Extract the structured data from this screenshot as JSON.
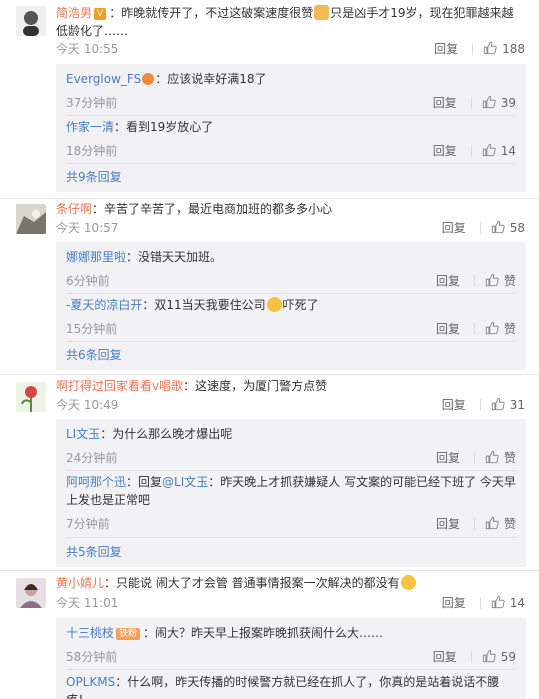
{
  "reply_label": "回复",
  "c1": {
    "user": "简浩男",
    "badge": "V",
    "text_a": "：昨晚就传开了，不过这破案速度很赞",
    "text_b": "只是凶手才19岁，现在犯罪越来越低龄化了……",
    "time": "今天 10:55",
    "likes": "188",
    "replies": [
      {
        "user": "Everglow_FS",
        "text": "：应该说幸好满18了",
        "time": "37分钟前",
        "likes": "39"
      },
      {
        "user": "作家一清",
        "text": "：看到19岁放心了",
        "time": "18分钟前",
        "likes": "14"
      }
    ],
    "more": "共9条回复"
  },
  "c2": {
    "user": "条仔啊",
    "text": "：辛苦了辛苦了，最近电商加班的都多多小心",
    "time": "今天 10:57",
    "likes": "58",
    "replies": [
      {
        "user": "娜娜那里啦",
        "text": "：没错天天加班。",
        "time": "6分钟前",
        "likes": "赞"
      },
      {
        "user": "-夏天的凉白开",
        "text": "：双11当天我要住公司",
        "text2": "吓死了",
        "time": "15分钟前",
        "likes": "赞"
      }
    ],
    "more": "共6条回复"
  },
  "c3": {
    "user": "啊打得过回家看看v唱歌",
    "text": "：这速度，为厦门警方点赞",
    "time": "今天 10:49",
    "likes": "31",
    "replies": [
      {
        "user": "LI文玉",
        "text": "：为什么那么晚才爆出呢",
        "time": "24分钟前",
        "likes": "赞"
      },
      {
        "user": "阿呵那个迅",
        "text_pre": "：回复",
        "mention": "@LI文玉",
        "text": "：昨天晚上才抓获嫌疑人 写文案的可能已经下班了 今天早上发也是正常吧",
        "time": "7分钟前",
        "likes": "赞"
      }
    ],
    "more": "共5条回复"
  },
  "c4": {
    "user": "黄小婧儿",
    "text": "：只能说 闹大了才会管 普通事情报案一次解决的都没有",
    "time": "今天 11:01",
    "likes": "14",
    "replies": [
      {
        "user": "十三桃枝",
        "badge": "铁粉",
        "text": "：闹大？昨天早上报案昨晚抓获闹什么大……",
        "time": "58分钟前",
        "likes": "59"
      },
      {
        "user": "OPLKMS",
        "text": "：什么啊，昨天传播的时候警方就已经在抓人了，你真的是站着说话不腰疼！"
      }
    ]
  },
  "colors": {
    "link": "#4a7cbf",
    "username": "#eb7350",
    "reply_bg": "#f2f2f5"
  }
}
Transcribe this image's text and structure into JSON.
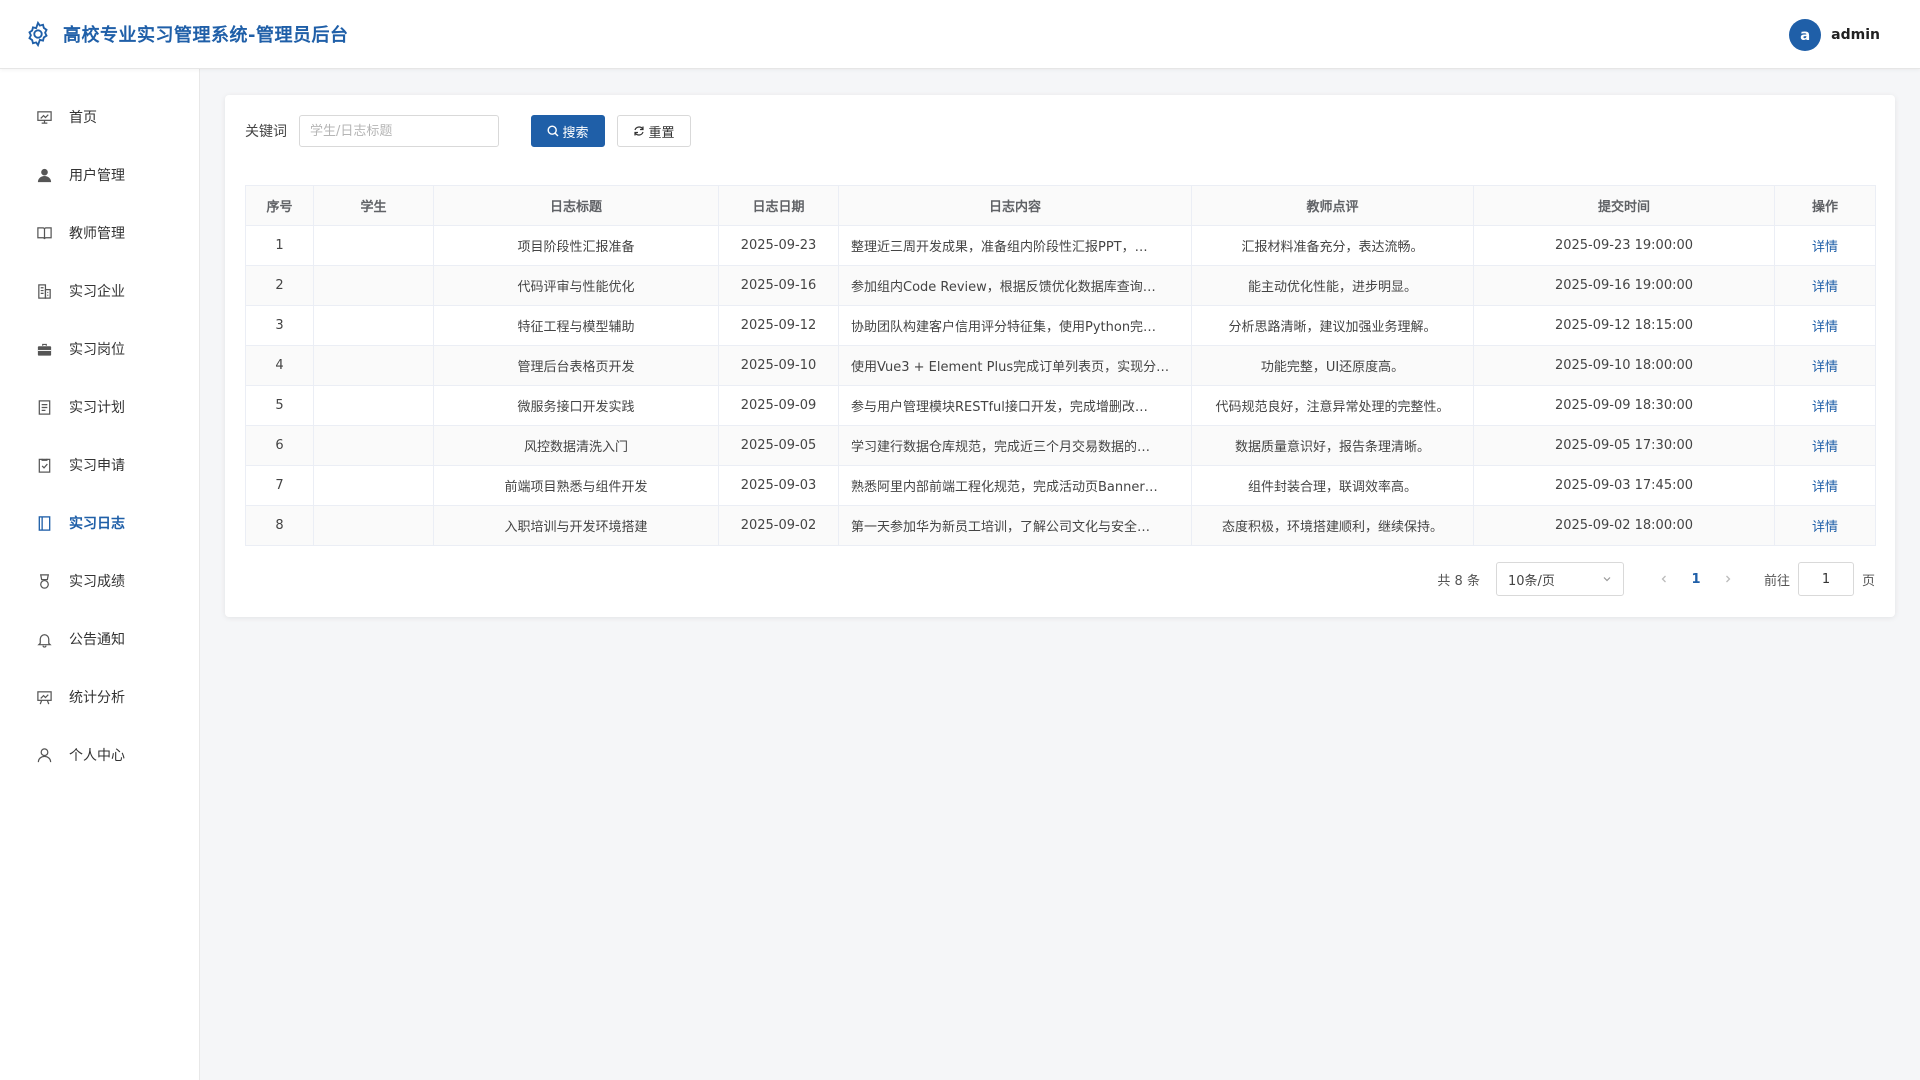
{
  "header": {
    "title": "高校专业实习管理系统-管理员后台",
    "avatar_letter": "a",
    "username": "admin"
  },
  "sidebar": {
    "items": [
      {
        "label": "首页",
        "icon": "dashboard-icon"
      },
      {
        "label": "用户管理",
        "icon": "user-icon"
      },
      {
        "label": "教师管理",
        "icon": "book-icon"
      },
      {
        "label": "实习企业",
        "icon": "building-icon"
      },
      {
        "label": "实习岗位",
        "icon": "briefcase-icon"
      },
      {
        "label": "实习计划",
        "icon": "document-icon"
      },
      {
        "label": "实习申请",
        "icon": "checklist-icon"
      },
      {
        "label": "实习日志",
        "icon": "notebook-icon",
        "active": true
      },
      {
        "label": "实习成绩",
        "icon": "medal-icon"
      },
      {
        "label": "公告通知",
        "icon": "bell-icon"
      },
      {
        "label": "统计分析",
        "icon": "presentation-icon"
      },
      {
        "label": "个人中心",
        "icon": "person-icon"
      }
    ]
  },
  "search": {
    "label": "关键词",
    "placeholder": "学生/日志标题",
    "value": "",
    "search_button": "搜索",
    "reset_button": "重置"
  },
  "table": {
    "columns": [
      "序号",
      "学生",
      "日志标题",
      "日志日期",
      "日志内容",
      "教师点评",
      "提交时间",
      "操作"
    ],
    "rows": [
      {
        "index": "1",
        "student": "",
        "title": "项目阶段性汇报准备",
        "date": "2025-09-23",
        "content": "整理近三周开发成果，准备组内阶段性汇报PPT，…",
        "comment": "汇报材料准备充分，表达流畅。",
        "submitted": "2025-09-23 19:00:00",
        "action": "详情"
      },
      {
        "index": "2",
        "student": "",
        "title": "代码评审与性能优化",
        "date": "2025-09-16",
        "content": "参加组内Code Review，根据反馈优化数据库查询…",
        "comment": "能主动优化性能，进步明显。",
        "submitted": "2025-09-16 19:00:00",
        "action": "详情"
      },
      {
        "index": "3",
        "student": "",
        "title": "特征工程与模型辅助",
        "date": "2025-09-12",
        "content": "协助团队构建客户信用评分特征集，使用Python完…",
        "comment": "分析思路清晰，建议加强业务理解。",
        "submitted": "2025-09-12 18:15:00",
        "action": "详情"
      },
      {
        "index": "4",
        "student": "",
        "title": "管理后台表格页开发",
        "date": "2025-09-10",
        "content": "使用Vue3 + Element Plus完成订单列表页，实现分…",
        "comment": "功能完整，UI还原度高。",
        "submitted": "2025-09-10 18:00:00",
        "action": "详情"
      },
      {
        "index": "5",
        "student": "",
        "title": "微服务接口开发实践",
        "date": "2025-09-09",
        "content": "参与用户管理模块RESTful接口开发，完成增删改…",
        "comment": "代码规范良好，注意异常处理的完整性。",
        "submitted": "2025-09-09 18:30:00",
        "action": "详情"
      },
      {
        "index": "6",
        "student": "",
        "title": "风控数据清洗入门",
        "date": "2025-09-05",
        "content": "学习建行数据仓库规范，完成近三个月交易数据的…",
        "comment": "数据质量意识好，报告条理清晰。",
        "submitted": "2025-09-05 17:30:00",
        "action": "详情"
      },
      {
        "index": "7",
        "student": "",
        "title": "前端项目熟悉与组件开发",
        "date": "2025-09-03",
        "content": "熟悉阿里内部前端工程化规范，完成活动页Banner…",
        "comment": "组件封装合理，联调效率高。",
        "submitted": "2025-09-03 17:45:00",
        "action": "详情"
      },
      {
        "index": "8",
        "student": "",
        "title": "入职培训与开发环境搭建",
        "date": "2025-09-02",
        "content": "第一天参加华为新员工培训，了解公司文化与安全…",
        "comment": "态度积极，环境搭建顺利，继续保持。",
        "submitted": "2025-09-02 18:00:00",
        "action": "详情"
      }
    ]
  },
  "pagination": {
    "total_text": "共 8 条",
    "page_size": "10条/页",
    "current_page": "1",
    "goto_label": "前往",
    "goto_value": "1",
    "goto_suffix": "页"
  },
  "colors": {
    "brand": "#1f5fa8"
  }
}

* * * * *

Give the entries again without a single change, but with no pictures.

# [EXPECTED ANSWER]
Extract the structured data from this screenshot as JSON.
{
  "reply_label": "回复",
  "c1": {
    "user": "简浩男",
    "badge": "V",
    "text_a": "：昨晚就传开了，不过这破案速度很赞",
    "text_b": "只是凶手才19岁，现在犯罪越来越低龄化了……",
    "time": "今天 10:55",
    "likes": "188",
    "replies": [
      {
        "user": "Everglow_FS",
        "text": "：应该说幸好满18了",
        "time": "37分钟前",
        "likes": "39"
      },
      {
        "user": "作家一清",
        "text": "：看到19岁放心了",
        "time": "18分钟前",
        "likes": "14"
      }
    ],
    "more": "共9条回复"
  },
  "c2": {
    "user": "条仔啊",
    "text": "：辛苦了辛苦了，最近电商加班的都多多小心",
    "time": "今天 10:57",
    "likes": "58",
    "replies": [
      {
        "user": "娜娜那里啦",
        "text": "：没错天天加班。",
        "time": "6分钟前",
        "likes": "赞"
      },
      {
        "user": "-夏天的凉白开",
        "text": "：双11当天我要住公司",
        "text2": "吓死了",
        "time": "15分钟前",
        "likes": "赞"
      }
    ],
    "more": "共6条回复"
  },
  "c3": {
    "user": "啊打得过回家看看v唱歌",
    "text": "：这速度，为厦门警方点赞",
    "time": "今天 10:49",
    "likes": "31",
    "replies": [
      {
        "user": "LI文玉",
        "text": "：为什么那么晚才爆出呢",
        "time": "24分钟前",
        "likes": "赞"
      },
      {
        "user": "阿呵那个迅",
        "text_pre": "：回复",
        "mention": "@LI文玉",
        "text": "：昨天晚上才抓获嫌疑人 写文案的可能已经下班了 今天早上发也是正常吧",
        "time": "7分钟前",
        "likes": "赞"
      }
    ],
    "more": "共5条回复"
  },
  "c4": {
    "user": "黄小婧儿",
    "text": "：只能说 闹大了才会管 普通事情报案一次解决的都没有",
    "time": "今天 11:01",
    "likes": "14",
    "replies": [
      {
        "user": "十三桃枝",
        "badge": "铁粉",
        "text": "：闹大？昨天早上报案昨晚抓获闹什么大……",
        "time": "58分钟前",
        "likes": "59"
      },
      {
        "user": "OPLKMS",
        "text": "：什么啊，昨天传播的时候警方就已经在抓人了，你真的是站着说话不腰疼！"
      }
    ]
  },
  "colors": {
    "link": "#4a7cbf",
    "username": "#eb7350",
    "reply_bg": "#f2f2f5"
  }
}
Transcribe this image's text and structure into JSON.
{
  "header": {
    "title": "高校专业实习管理系统-管理员后台",
    "avatar_letter": "a",
    "username": "admin"
  },
  "sidebar": {
    "items": [
      {
        "label": "首页",
        "icon": "dashboard-icon"
      },
      {
        "label": "用户管理",
        "icon": "user-icon"
      },
      {
        "label": "教师管理",
        "icon": "book-icon"
      },
      {
        "label": "实习企业",
        "icon": "building-icon"
      },
      {
        "label": "实习岗位",
        "icon": "briefcase-icon"
      },
      {
        "label": "实习计划",
        "icon": "document-icon"
      },
      {
        "label": "实习申请",
        "icon": "checklist-icon"
      },
      {
        "label": "实习日志",
        "icon": "notebook-icon",
        "active": true
      },
      {
        "label": "实习成绩",
        "icon": "medal-icon"
      },
      {
        "label": "公告通知",
        "icon": "bell-icon"
      },
      {
        "label": "统计分析",
        "icon": "presentation-icon"
      },
      {
        "label": "个人中心",
        "icon": "person-icon"
      }
    ]
  },
  "search": {
    "label": "关键词",
    "placeholder": "学生/日志标题",
    "value": "",
    "search_button": "搜索",
    "reset_button": "重置"
  },
  "table": {
    "columns": [
      "序号",
      "学生",
      "日志标题",
      "日志日期",
      "日志内容",
      "教师点评",
      "提交时间",
      "操作"
    ],
    "rows": [
      {
        "index": "1",
        "student": "",
        "title": "项目阶段性汇报准备",
        "date": "2025-09-23",
        "content": "整理近三周开发成果，准备组内阶段性汇报PPT，…",
        "comment": "汇报材料准备充分，表达流畅。",
        "submitted": "2025-09-23 19:00:00",
        "action": "详情"
      },
      {
        "index": "2",
        "student": "",
        "title": "代码评审与性能优化",
        "date": "2025-09-16",
        "content": "参加组内Code Review，根据反馈优化数据库查询…",
        "comment": "能主动优化性能，进步明显。",
        "submitted": "2025-09-16 19:00:00",
        "action": "详情"
      },
      {
        "index": "3",
        "student": "",
        "title": "特征工程与模型辅助",
        "date": "2025-09-12",
        "content": "协助团队构建客户信用评分特征集，使用Python完…",
        "comment": "分析思路清晰，建议加强业务理解。",
        "submitted": "2025-09-12 18:15:00",
        "action": "详情"
      },
      {
        "index": "4",
        "student": "",
        "title": "管理后台表格页开发",
        "date": "2025-09-10",
        "content": "使用Vue3 + Element Plus完成订单列表页，实现分…",
        "comment": "功能完整，UI还原度高。",
        "submitted": "2025-09-10 18:00:00",
        "action": "详情"
      },
      {
        "index": "5",
        "student": "",
        "title": "微服务接口开发实践",
        "date": "2025-09-09",
        "content": "参与用户管理模块RESTful接口开发，完成增删改…",
        "comment": "代码规范良好，注意异常处理的完整性。",
        "submitted": "2025-09-09 18:30:00",
        "action": "详情"
      },
      {
        "index": "6",
        "student": "",
        "title": "风控数据清洗入门",
        "date": "2025-09-05",
        "content": "学习建行数据仓库规范，完成近三个月交易数据的…",
        "comment": "数据质量意识好，报告条理清晰。",
        "submitted": "2025-09-05 17:30:00",
        "action": "详情"
      },
      {
        "index": "7",
        "student": "",
        "title": "前端项目熟悉与组件开发",
        "date": "2025-09-03",
        "content": "熟悉阿里内部前端工程化规范，完成活动页Banner…",
        "comment": "组件封装合理，联调效率高。",
        "submitted": "2025-09-03 17:45:00",
        "action": "详情"
      },
      {
        "index": "8",
        "student": "",
        "title": "入职培训与开发环境搭建",
        "date": "2025-09-02",
        "content": "第一天参加华为新员工培训，了解公司文化与安全…",
        "comment": "态度积极，环境搭建顺利，继续保持。",
        "submitted": "2025-09-02 18:00:00",
        "action": "详情"
      }
    ]
  },
  "pagination": {
    "total_text": "共 8 条",
    "page_size": "10条/页",
    "current_page": "1",
    "goto_label": "前往",
    "goto_value": "1",
    "goto_suffix": "页"
  },
  "colors": {
    "brand": "#1f5fa8"
  }
}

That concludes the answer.